> Extract provided
Among the highlights: 

  • 65% of respondents’ companies cannot explain how specific AI model decisions or predictions are made; 
  • 73% have struggled to get executive support for prioritizing AI ethics and Responsible AI practices; and  
  • Only 20% actively monitor their models in production for fairness and ethics. 

With worldwide revenues for the AI market including software, hardware and services, forecast by IDC market researchers to grow 16.4% in 2021 to$327.5 billion, reliance on AI technology is increasing. Along with this, the report’s authors cite “an urgent need” to elevate the importance of AI governance and Responsible AI to the boardroom level.  

Defining Responsible AI 

Zoldi, who holds more than 100 authored patents in areas including fraud analytics, cybersecurity, collections and credit risk, studies unpredictable behavior. He defines Responsible AI here and has given many talks on the subject around the world.  

“Organizations are increasingly leveraging AI to automate key processes that, in some cases, are making life-altering decisions for their customers,” he stated. “Not understanding how these decisions are made, and whether they are ethical and safe, creates enormous legal vulnerabilities and business risk.” 

The FICO study found executives have no consensus about what a company’s responsibilities should be when it comes to AI. Almost half (45%) said they had no responsibility beyond regulatory compliance to ethically manage AI systems that make decisions which could directly affect people’s livelihoods. “In my view, this speaks to the need for more regulation,” he stated.

> Your tasks
(A) In the Responsible AI article, what share of respondents say they actively monitor their models in production for fairness and ethics?
(B) Echo the rows verbatim from their first line through the line holding "arrow-right-icon: [2223, 1480, 2249, 1509]", inclusive.

> Provided material
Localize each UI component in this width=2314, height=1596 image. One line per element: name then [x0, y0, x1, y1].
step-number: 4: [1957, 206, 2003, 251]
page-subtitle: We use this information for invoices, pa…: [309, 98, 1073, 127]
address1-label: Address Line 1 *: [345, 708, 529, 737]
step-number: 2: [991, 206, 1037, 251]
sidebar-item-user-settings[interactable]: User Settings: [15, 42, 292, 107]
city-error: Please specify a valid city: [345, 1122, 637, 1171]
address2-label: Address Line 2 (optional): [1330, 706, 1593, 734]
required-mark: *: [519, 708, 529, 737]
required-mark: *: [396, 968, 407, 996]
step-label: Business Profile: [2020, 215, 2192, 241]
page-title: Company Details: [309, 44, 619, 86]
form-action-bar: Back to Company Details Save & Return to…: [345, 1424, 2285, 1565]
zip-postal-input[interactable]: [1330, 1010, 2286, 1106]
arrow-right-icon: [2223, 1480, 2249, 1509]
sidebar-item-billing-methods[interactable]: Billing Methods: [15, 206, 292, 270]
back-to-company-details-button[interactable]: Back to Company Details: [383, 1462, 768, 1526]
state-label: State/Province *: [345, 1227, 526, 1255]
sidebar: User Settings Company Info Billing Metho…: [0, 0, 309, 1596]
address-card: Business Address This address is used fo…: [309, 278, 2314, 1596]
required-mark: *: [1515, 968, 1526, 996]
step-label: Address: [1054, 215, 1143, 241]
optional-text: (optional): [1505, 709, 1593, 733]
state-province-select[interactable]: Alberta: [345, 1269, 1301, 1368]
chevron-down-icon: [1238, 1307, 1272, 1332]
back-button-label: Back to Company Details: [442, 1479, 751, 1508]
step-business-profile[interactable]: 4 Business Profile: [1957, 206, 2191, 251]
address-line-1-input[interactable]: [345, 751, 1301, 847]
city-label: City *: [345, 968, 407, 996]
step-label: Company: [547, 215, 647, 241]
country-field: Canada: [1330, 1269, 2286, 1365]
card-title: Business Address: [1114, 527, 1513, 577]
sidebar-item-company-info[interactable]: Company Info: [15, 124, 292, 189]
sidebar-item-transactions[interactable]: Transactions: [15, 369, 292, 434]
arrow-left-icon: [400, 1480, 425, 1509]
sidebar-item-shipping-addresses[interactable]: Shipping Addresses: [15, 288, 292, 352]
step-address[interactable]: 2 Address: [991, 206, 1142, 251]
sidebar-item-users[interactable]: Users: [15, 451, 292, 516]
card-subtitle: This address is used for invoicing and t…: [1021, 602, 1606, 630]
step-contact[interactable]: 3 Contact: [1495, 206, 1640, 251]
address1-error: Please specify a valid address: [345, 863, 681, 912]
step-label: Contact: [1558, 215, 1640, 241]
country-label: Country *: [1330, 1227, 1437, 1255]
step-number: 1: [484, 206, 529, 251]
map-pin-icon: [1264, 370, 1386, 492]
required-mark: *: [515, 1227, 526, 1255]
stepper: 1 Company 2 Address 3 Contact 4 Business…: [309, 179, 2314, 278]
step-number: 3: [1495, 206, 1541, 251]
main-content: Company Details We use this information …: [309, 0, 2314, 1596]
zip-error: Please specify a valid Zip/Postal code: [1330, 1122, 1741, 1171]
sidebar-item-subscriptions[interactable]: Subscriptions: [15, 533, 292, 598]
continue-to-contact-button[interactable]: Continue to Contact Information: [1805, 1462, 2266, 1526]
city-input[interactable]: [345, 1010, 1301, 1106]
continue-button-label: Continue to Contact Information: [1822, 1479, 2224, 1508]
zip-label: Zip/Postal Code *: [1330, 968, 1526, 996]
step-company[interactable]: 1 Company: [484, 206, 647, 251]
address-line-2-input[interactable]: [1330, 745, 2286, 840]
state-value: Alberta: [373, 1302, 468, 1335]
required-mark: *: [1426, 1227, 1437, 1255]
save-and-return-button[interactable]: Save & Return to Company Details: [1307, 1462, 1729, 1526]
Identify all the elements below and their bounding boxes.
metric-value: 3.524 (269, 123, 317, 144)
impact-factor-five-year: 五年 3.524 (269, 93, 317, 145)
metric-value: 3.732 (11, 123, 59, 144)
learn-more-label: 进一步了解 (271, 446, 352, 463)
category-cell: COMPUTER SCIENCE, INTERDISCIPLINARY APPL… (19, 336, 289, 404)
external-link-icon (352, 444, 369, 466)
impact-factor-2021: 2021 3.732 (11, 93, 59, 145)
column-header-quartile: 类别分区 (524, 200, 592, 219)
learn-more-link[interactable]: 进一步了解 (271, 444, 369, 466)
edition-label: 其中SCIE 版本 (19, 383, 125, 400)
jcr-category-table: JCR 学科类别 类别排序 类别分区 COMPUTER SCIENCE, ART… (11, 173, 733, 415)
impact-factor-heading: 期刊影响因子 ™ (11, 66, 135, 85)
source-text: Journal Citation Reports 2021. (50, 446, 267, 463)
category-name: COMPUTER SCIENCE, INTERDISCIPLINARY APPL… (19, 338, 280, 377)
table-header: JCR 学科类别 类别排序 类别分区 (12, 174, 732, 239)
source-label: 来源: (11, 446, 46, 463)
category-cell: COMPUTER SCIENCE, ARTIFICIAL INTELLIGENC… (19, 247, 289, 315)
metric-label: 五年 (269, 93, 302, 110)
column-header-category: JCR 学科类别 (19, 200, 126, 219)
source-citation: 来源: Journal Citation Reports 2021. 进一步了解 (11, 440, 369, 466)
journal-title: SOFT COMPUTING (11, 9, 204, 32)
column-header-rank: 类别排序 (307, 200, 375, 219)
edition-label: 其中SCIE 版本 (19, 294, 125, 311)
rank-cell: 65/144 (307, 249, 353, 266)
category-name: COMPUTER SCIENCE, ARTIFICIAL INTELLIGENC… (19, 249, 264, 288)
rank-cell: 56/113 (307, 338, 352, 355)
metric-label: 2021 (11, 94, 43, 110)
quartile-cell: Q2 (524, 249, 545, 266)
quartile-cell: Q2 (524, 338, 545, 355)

> Responses per task
(A) Only 20%.

(B)
Localize each UI component in this width=2314, height=1596 image. One line per element: name then [x0, y0, x1, y1].
step-number: 4: [1957, 206, 2003, 251]
page-subtitle: We use this information for invoices, pa…: [309, 98, 1073, 127]
address1-label: Address Line 1 *: [345, 708, 529, 737]
step-number: 2: [991, 206, 1037, 251]
sidebar-item-user-settings[interactable]: User Settings: [15, 42, 292, 107]
city-error: Please specify a valid city: [345, 1122, 637, 1171]
address2-label: Address Line 2 (optional): [1330, 706, 1593, 734]
required-mark: *: [519, 708, 529, 737]
required-mark: *: [396, 968, 407, 996]
step-label: Business Profile: [2020, 215, 2192, 241]
page-title: Company Details: [309, 44, 619, 86]
form-action-bar: Back to Company Details Save & Return to…: [345, 1424, 2285, 1565]
zip-postal-input[interactable]: [1330, 1010, 2286, 1106]
arrow-right-icon: [2223, 1480, 2249, 1509]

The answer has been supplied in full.